RECORDS FOR THE EXERCISE »
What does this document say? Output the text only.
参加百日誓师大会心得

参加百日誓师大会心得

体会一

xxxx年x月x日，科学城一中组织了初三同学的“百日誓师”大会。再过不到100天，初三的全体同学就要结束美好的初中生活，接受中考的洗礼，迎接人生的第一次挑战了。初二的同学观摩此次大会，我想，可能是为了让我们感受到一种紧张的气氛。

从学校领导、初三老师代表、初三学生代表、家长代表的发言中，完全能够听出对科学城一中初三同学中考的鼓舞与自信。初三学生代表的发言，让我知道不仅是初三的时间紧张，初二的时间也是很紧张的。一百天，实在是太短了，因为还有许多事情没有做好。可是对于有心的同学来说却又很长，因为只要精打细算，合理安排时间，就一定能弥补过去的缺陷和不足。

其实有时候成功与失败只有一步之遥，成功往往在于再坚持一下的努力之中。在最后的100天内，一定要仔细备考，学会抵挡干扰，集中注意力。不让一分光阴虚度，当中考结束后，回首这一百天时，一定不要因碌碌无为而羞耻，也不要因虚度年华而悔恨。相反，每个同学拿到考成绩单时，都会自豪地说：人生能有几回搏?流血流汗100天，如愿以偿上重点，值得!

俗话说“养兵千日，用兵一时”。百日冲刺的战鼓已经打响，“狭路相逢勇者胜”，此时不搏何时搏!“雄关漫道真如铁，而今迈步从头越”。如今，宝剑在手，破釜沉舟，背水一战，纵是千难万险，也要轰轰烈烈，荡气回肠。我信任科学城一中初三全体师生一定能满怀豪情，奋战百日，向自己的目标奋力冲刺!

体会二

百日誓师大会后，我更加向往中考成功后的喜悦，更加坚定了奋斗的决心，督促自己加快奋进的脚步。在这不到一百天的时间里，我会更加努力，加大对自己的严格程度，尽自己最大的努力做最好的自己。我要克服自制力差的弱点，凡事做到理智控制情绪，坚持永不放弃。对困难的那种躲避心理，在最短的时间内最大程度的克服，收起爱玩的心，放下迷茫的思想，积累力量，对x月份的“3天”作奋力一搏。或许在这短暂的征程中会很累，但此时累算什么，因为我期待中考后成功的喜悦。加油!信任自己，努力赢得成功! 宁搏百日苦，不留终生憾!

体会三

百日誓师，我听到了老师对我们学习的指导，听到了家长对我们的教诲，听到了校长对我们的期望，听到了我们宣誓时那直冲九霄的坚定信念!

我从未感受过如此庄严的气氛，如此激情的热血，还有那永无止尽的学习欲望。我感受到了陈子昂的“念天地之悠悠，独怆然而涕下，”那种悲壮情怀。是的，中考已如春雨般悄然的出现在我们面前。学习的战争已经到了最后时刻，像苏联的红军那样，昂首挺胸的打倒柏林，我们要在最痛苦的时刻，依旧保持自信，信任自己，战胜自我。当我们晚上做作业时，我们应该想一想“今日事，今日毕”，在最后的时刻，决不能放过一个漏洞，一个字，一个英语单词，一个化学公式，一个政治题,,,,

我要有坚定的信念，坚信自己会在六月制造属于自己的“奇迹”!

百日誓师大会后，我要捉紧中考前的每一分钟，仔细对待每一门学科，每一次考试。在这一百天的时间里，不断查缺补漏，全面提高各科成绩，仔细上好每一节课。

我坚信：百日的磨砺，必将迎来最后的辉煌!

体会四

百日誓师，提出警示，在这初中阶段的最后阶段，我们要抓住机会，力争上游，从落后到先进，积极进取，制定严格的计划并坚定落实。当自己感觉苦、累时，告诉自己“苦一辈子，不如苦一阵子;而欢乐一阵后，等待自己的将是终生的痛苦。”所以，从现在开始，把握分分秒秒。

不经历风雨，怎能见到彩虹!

==

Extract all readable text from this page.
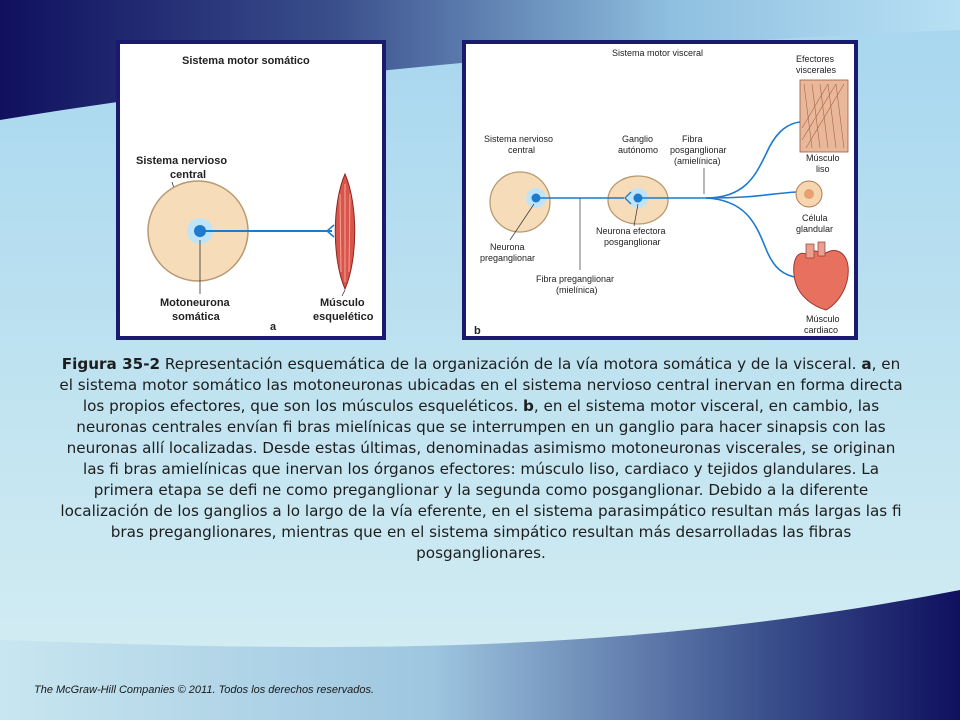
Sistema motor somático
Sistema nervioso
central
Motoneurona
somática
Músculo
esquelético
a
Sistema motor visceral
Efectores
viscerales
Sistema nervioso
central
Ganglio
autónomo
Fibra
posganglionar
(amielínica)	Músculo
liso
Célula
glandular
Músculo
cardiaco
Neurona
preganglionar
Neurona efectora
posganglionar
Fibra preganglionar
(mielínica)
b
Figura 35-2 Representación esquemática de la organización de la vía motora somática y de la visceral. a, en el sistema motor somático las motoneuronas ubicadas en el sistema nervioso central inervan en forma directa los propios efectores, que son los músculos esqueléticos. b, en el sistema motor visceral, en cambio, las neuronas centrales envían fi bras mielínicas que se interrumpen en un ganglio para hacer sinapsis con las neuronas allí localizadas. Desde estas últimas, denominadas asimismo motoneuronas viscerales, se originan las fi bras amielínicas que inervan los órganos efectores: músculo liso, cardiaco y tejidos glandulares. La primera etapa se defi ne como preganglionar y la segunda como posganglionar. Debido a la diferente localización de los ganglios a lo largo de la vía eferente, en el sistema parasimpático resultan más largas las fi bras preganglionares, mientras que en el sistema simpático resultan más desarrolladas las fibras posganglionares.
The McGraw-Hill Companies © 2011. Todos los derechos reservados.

STATED EXERCISE » In the records above, collect each line with "百日誓师大会后".

PROBLEM SOLUTION »
百日誓师大会后，我更加向往中考成功后的喜悦，更加坚定了奋斗的决心，督促自己加快奋进的脚步。在这不到一百天的时间里，我会更加努力，加大对自己的严格程度，尽自己最大的努力做最好的自己。我要克服自制力差的弱点，凡事做到理智控制情绪，坚持永不放弃。对困难的那种躲避心理，在最短的时间内最大程度的克服，收起爱玩的心，放下迷茫的思想，积累力量，对x月份的“3天”作奋力一搏。或许在这短暂的征程中会很累，但此时累算什么，因为我期待中考后成功的喜悦。加油!信任自己，努力赢得成功! 宁搏百日苦，不留终生憾!
百日誓师大会后，我要捉紧中考前的每一分钟，仔细对待每一门学科，每一次考试。在这一百天的时间里，不断查缺补漏，全面提高各科成绩，仔细上好每一节课。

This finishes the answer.